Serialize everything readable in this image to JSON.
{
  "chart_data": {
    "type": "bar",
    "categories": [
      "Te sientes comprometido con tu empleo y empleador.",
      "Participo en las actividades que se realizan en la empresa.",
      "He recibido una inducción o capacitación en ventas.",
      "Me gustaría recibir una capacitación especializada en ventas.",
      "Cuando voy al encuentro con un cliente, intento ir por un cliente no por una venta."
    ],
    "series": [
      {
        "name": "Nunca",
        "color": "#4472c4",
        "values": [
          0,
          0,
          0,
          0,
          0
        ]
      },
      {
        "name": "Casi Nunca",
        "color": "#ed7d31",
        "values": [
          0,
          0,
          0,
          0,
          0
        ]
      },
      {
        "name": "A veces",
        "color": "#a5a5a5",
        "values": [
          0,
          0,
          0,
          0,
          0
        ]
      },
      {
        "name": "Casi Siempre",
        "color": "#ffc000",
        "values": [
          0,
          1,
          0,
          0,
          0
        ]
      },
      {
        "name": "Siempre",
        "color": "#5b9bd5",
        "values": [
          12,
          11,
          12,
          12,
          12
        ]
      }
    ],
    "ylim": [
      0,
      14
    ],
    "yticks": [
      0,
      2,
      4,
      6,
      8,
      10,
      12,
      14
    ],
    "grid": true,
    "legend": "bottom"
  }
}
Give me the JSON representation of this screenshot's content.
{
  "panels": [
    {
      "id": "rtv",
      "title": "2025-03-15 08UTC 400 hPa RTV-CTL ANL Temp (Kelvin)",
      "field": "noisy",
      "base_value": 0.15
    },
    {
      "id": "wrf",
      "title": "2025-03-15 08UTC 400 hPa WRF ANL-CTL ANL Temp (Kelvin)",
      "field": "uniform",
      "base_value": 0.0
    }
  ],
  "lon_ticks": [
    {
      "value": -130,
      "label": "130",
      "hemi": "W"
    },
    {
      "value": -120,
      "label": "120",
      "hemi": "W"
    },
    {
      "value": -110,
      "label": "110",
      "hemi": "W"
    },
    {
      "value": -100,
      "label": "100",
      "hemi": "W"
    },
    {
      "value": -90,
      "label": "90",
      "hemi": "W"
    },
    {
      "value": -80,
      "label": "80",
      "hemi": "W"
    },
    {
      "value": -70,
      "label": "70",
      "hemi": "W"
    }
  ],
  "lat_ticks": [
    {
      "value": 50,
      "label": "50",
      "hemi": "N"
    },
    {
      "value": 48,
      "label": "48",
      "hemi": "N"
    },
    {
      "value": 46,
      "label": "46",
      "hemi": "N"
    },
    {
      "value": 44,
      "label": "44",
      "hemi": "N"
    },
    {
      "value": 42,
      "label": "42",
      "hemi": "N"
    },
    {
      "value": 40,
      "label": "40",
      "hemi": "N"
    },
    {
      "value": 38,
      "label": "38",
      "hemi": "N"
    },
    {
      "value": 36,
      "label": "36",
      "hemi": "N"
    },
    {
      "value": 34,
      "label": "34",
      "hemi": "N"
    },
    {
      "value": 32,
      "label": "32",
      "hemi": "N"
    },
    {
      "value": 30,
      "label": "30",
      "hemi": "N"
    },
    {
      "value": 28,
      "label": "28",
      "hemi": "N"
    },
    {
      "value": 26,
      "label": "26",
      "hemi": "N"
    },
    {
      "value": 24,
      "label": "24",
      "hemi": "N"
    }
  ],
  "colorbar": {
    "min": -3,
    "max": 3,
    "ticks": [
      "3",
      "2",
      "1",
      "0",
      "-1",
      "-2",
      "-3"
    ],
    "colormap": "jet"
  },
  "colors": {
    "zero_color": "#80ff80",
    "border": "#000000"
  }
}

━━━━━━━━━━━━━━━━━━━━━━━━━━━━━━

WHAT IS BEING ASKED:
Reproduce each line verbatim.

EXERCISE RESPONSE:
Serialize everything readable in this image to JSON.
{
  "chart_data": {
    "type": "bar",
    "categories": [
      "Te sientes comprometido con tu empleo y empleador.",
      "Participo en las actividades que se realizan en la empresa.",
      "He recibido una inducción o capacitación en ventas.",
      "Me gustaría recibir una capacitación especializada en ventas.",
      "Cuando voy al encuentro con un cliente, intento ir por un cliente no por una venta."
    ],
    "series": [
      {
        "name": "Nunca",
        "color": "#4472c4",
        "values": [
          0,
          0,
          0,
          0,
          0
        ]
      },
      {
        "name": "Casi Nunca",
        "color": "#ed7d31",
        "values": [
          0,
          0,
          0,
          0,
          0
        ]
      },
      {
        "name": "A veces",
        "color": "#a5a5a5",
        "values": [
          0,
          0,
          0,
          0,
          0
        ]
      },
      {
        "name": "Casi Siempre",
        "color": "#ffc000",
        "values": [
          0,
          1,
          0,
          0,
          0
        ]
      },
      {
        "name": "Siempre",
        "color": "#5b9bd5",
        "values": [
          12,
          11,
          12,
          12,
          12
        ]
      }
    ],
    "ylim": [
      0,
      14
    ],
    "yticks": [
      0,
      2,
      4,
      6,
      8,
      10,
      12,
      14
    ],
    "grid": true,
    "legend": "bottom"
  }
}
Give me the JSON representation of this screenshot's content.
{
  "panels": [
    {
      "id": "rtv",
      "title": "2025-03-15 08UTC 400 hPa RTV-CTL ANL Temp (Kelvin)",
      "field": "noisy",
      "base_value": 0.15
    },
    {
      "id": "wrf",
      "title": "2025-03-15 08UTC 400 hPa WRF ANL-CTL ANL Temp (Kelvin)",
      "field": "uniform",
      "base_value": 0.0
    }
  ],
  "lon_ticks": [
    {
      "value": -130,
      "label": "130",
      "hemi": "W"
    },
    {
      "value": -120,
      "label": "120",
      "hemi": "W"
    },
    {
      "value": -110,
      "label": "110",
      "hemi": "W"
    },
    {
      "value": -100,
      "label": "100",
      "hemi": "W"
    },
    {
      "value": -90,
      "label": "90",
      "hemi": "W"
    },
    {
      "value": -80,
      "label": "80",
      "hemi": "W"
    },
    {
      "value": -70,
      "label": "70",
      "hemi": "W"
    }
  ],
  "lat_ticks": [
    {
      "value": 50,
      "label": "50",
      "hemi": "N"
    },
    {
      "value": 48,
      "label": "48",
      "hemi": "N"
    },
    {
      "value": 46,
      "label": "46",
      "hemi": "N"
    },
    {
      "value": 44,
      "label": "44",
      "hemi": "N"
    },
    {
      "value": 42,
      "label": "42",
      "hemi": "N"
    },
    {
      "value": 40,
      "label": "40",
      "hemi": "N"
    },
    {
      "value": 38,
      "label": "38",
      "hemi": "N"
    },
    {
      "value": 36,
      "label": "36",
      "hemi": "N"
    },
    {
      "value": 34,
      "label": "34",
      "hemi": "N"
    },
    {
      "value": 32,
      "label": "32",
      "hemi": "N"
    },
    {
      "value": 30,
      "label": "30",
      "hemi": "N"
    },
    {
      "value": 28,
      "label": "28",
      "hemi": "N"
    },
    {
      "value": 26,
      "label": "26",
      "hemi": "N"
    },
    {
      "value": 24,
      "label": "24",
      "hemi": "N"
    }
  ],
  "colorbar": {
    "min": -3,
    "max": 3,
    "ticks": [
      "3",
      "2",
      "1",
      "0",
      "-1",
      "-2",
      "-3"
    ],
    "colormap": "jet"
  },
  "colors": {
    "zero_color": "#80ff80",
    "border": "#000000"
  }
}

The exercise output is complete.